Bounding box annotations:
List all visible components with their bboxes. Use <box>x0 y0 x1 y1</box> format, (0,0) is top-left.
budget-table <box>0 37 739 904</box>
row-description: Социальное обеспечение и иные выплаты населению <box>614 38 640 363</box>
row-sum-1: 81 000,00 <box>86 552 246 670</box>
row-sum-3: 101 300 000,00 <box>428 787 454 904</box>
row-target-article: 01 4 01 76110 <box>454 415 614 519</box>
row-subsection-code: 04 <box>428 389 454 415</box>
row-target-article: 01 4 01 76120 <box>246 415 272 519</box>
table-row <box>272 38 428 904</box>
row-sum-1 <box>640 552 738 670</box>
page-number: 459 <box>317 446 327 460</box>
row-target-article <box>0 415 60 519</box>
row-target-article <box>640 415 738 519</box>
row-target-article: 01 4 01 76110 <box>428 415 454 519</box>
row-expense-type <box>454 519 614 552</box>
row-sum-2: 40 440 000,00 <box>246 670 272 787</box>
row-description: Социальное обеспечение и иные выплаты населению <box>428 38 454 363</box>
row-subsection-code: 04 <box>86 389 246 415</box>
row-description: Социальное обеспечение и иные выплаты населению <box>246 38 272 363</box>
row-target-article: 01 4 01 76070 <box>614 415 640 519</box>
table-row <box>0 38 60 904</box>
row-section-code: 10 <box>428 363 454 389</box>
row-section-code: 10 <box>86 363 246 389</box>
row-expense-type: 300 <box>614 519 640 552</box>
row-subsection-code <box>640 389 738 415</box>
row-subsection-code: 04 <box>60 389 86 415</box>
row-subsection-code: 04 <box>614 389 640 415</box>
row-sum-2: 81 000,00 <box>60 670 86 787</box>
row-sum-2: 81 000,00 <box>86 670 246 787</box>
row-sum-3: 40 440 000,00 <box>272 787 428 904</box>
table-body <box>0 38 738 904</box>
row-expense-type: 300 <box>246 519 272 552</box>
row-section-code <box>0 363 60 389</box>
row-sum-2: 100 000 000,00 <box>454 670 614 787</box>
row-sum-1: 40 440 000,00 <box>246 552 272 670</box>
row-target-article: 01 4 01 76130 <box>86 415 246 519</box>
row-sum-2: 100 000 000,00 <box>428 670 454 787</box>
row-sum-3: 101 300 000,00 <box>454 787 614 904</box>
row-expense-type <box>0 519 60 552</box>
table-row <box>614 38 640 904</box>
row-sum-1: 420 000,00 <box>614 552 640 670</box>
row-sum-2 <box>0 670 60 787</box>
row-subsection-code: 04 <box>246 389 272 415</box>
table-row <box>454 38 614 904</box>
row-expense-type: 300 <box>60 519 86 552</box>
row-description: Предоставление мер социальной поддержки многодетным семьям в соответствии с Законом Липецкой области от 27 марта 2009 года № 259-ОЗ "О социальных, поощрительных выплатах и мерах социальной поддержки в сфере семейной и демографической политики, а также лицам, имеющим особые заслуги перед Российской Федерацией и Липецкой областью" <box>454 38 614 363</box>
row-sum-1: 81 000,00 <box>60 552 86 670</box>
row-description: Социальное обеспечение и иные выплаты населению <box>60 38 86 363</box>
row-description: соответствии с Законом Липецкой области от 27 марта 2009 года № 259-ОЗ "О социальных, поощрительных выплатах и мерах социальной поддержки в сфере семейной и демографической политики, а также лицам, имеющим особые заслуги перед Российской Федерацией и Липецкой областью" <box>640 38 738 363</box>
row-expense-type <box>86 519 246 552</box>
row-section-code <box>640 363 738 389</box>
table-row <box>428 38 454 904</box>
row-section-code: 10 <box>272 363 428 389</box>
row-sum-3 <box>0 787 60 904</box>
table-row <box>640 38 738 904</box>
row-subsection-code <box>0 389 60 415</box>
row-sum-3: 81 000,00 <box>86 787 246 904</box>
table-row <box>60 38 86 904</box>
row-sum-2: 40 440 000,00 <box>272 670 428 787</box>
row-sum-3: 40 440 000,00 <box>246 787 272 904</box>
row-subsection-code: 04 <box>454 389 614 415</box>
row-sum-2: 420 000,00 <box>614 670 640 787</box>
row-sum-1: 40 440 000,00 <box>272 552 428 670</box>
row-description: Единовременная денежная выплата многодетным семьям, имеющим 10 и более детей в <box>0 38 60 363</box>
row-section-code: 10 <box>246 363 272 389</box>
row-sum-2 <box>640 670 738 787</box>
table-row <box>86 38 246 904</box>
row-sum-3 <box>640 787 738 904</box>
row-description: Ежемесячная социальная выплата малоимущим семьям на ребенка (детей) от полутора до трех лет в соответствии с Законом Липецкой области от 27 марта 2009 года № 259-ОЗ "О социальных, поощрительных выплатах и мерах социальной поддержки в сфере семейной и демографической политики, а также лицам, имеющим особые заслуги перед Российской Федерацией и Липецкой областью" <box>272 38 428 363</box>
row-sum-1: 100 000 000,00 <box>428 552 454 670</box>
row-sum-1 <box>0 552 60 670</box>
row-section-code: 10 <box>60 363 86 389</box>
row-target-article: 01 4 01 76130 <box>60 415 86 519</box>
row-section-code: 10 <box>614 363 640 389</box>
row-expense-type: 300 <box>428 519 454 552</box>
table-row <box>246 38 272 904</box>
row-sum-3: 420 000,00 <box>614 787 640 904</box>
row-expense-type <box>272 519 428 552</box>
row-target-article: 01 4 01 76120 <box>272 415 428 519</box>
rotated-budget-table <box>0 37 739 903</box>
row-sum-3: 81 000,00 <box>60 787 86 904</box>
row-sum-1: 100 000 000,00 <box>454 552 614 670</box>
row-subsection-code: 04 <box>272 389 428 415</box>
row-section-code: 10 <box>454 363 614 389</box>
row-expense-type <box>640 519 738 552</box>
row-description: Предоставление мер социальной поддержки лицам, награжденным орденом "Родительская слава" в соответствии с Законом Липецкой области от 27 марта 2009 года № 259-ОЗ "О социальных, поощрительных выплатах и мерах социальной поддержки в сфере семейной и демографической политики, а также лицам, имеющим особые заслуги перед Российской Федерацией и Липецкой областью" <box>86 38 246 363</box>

▶ Written exercise
Rewrite every line of the data above with "row-target-article" replaced by "row-purpose-code", leaving everything else unchanged.

▶ Reply
List all visible components with their bboxes. Use <box>x0 y0 x1 y1</box> format, (0,0) is top-left.
budget-table <box>0 37 739 904</box>
row-description: Социальное обеспечение и иные выплаты населению <box>614 38 640 363</box>
row-sum-1: 81 000,00 <box>86 552 246 670</box>
row-sum-3: 101 300 000,00 <box>428 787 454 904</box>
row-purpose-code: 01 4 01 76110 <box>454 415 614 519</box>
row-subsection-code: 04 <box>428 389 454 415</box>
row-purpose-code: 01 4 01 76120 <box>246 415 272 519</box>
table-row <box>272 38 428 904</box>
row-sum-1 <box>640 552 738 670</box>
page-number: 459 <box>317 446 327 460</box>
row-purpose-code <box>0 415 60 519</box>
row-purpose-code <box>640 415 738 519</box>
row-purpose-code: 01 4 01 76110 <box>428 415 454 519</box>
row-expense-type <box>454 519 614 552</box>
row-sum-2: 40 440 000,00 <box>246 670 272 787</box>
row-description: Социальное обеспечение и иные выплаты населению <box>428 38 454 363</box>
row-subsection-code: 04 <box>86 389 246 415</box>
row-description: Социальное обеспечение и иные выплаты населению <box>246 38 272 363</box>
row-purpose-code: 01 4 01 76070 <box>614 415 640 519</box>
table-row <box>0 38 60 904</box>
row-section-code: 10 <box>428 363 454 389</box>
row-section-code: 10 <box>86 363 246 389</box>
row-expense-type: 300 <box>614 519 640 552</box>
row-subsection-code <box>640 389 738 415</box>
row-subsection-code: 04 <box>60 389 86 415</box>
row-subsection-code: 04 <box>614 389 640 415</box>
row-sum-2: 81 000,00 <box>60 670 86 787</box>
row-sum-2: 81 000,00 <box>86 670 246 787</box>
row-sum-3: 40 440 000,00 <box>272 787 428 904</box>
table-body <box>0 38 738 904</box>
row-expense-type: 300 <box>246 519 272 552</box>
row-section-code <box>0 363 60 389</box>
row-sum-2: 100 000 000,00 <box>454 670 614 787</box>
row-sum-1: 40 440 000,00 <box>246 552 272 670</box>
row-purpose-code: 01 4 01 76130 <box>86 415 246 519</box>
row-sum-2: 100 000 000,00 <box>428 670 454 787</box>
row-sum-3: 101 300 000,00 <box>454 787 614 904</box>
row-expense-type <box>0 519 60 552</box>
table-row <box>614 38 640 904</box>
row-sum-1: 420 000,00 <box>614 552 640 670</box>
row-sum-2 <box>0 670 60 787</box>
row-subsection-code: 04 <box>246 389 272 415</box>
table-row <box>454 38 614 904</box>
row-expense-type: 300 <box>60 519 86 552</box>
row-description: Предоставление мер социальной поддержки многодетным семьям в соответствии с Законом Липецкой области от 27 марта 2009 года № 259-ОЗ "О социальных, поощрительных выплатах и мерах социальной поддержки в сфере семейной и демографической политики, а также лицам, имеющим особые заслуги перед Российской Федерацией и Липецкой областью" <box>454 38 614 363</box>
row-sum-1: 81 000,00 <box>60 552 86 670</box>
row-description: Социальное обеспечение и иные выплаты населению <box>60 38 86 363</box>
row-description: соответствии с Законом Липецкой области от 27 марта 2009 года № 259-ОЗ "О социальных, поощрительных выплатах и мерах социальной поддержки в сфере семейной и демографической политики, а также лицам, имеющим особые заслуги перед Российской Федерацией и Липецкой областью" <box>640 38 738 363</box>
row-expense-type <box>86 519 246 552</box>
row-section-code <box>640 363 738 389</box>
table-row <box>428 38 454 904</box>
row-section-code: 10 <box>272 363 428 389</box>
row-sum-3 <box>0 787 60 904</box>
table-row <box>640 38 738 904</box>
row-subsection-code <box>0 389 60 415</box>
row-sum-3: 81 000,00 <box>86 787 246 904</box>
table-row <box>60 38 86 904</box>
row-sum-2: 40 440 000,00 <box>272 670 428 787</box>
row-sum-3: 40 440 000,00 <box>246 787 272 904</box>
row-subsection-code: 04 <box>454 389 614 415</box>
row-sum-2: 420 000,00 <box>614 670 640 787</box>
row-sum-1: 40 440 000,00 <box>272 552 428 670</box>
row-description: Единовременная денежная выплата многодетным семьям, имеющим 10 и более детей в <box>0 38 60 363</box>
row-section-code: 10 <box>246 363 272 389</box>
row-sum-2 <box>640 670 738 787</box>
table-row <box>86 38 246 904</box>
row-sum-3 <box>640 787 738 904</box>
row-description: Ежемесячная социальная выплата малоимущим семьям на ребенка (детей) от полутора до трех лет в соответствии с Законом Липецкой области от 27 марта 2009 года № 259-ОЗ "О социальных, поощрительных выплатах и мерах социальной поддержки в сфере семейной и демографической политики, а также лицам, имеющим особые заслуги перед Российской Федерацией и Липецкой областью" <box>272 38 428 363</box>
row-sum-1: 100 000 000,00 <box>428 552 454 670</box>
row-sum-1 <box>0 552 60 670</box>
row-section-code: 10 <box>60 363 86 389</box>
row-purpose-code: 01 4 01 76130 <box>60 415 86 519</box>
row-section-code: 10 <box>614 363 640 389</box>
row-expense-type: 300 <box>428 519 454 552</box>
table-row <box>246 38 272 904</box>
row-sum-3: 420 000,00 <box>614 787 640 904</box>
row-expense-type <box>272 519 428 552</box>
row-purpose-code: 01 4 01 76120 <box>272 415 428 519</box>
rotated-budget-table <box>0 37 739 903</box>
row-sum-3: 81 000,00 <box>60 787 86 904</box>
row-sum-1: 100 000 000,00 <box>454 552 614 670</box>
row-subsection-code: 04 <box>272 389 428 415</box>
row-section-code: 10 <box>454 363 614 389</box>
row-expense-type <box>640 519 738 552</box>
row-description: Предоставление мер социальной поддержки лицам, награжденным орденом "Родительская слава" в соответствии с Законом Липецкой области от 27 марта 2009 года № 259-ОЗ "О социальных, поощрительных выплатах и мерах социальной поддержки в сфере семейной и демографической политики, а также лицам, имеющим особые заслуги перед Российской Федерацией и Липецкой областью" <box>86 38 246 363</box>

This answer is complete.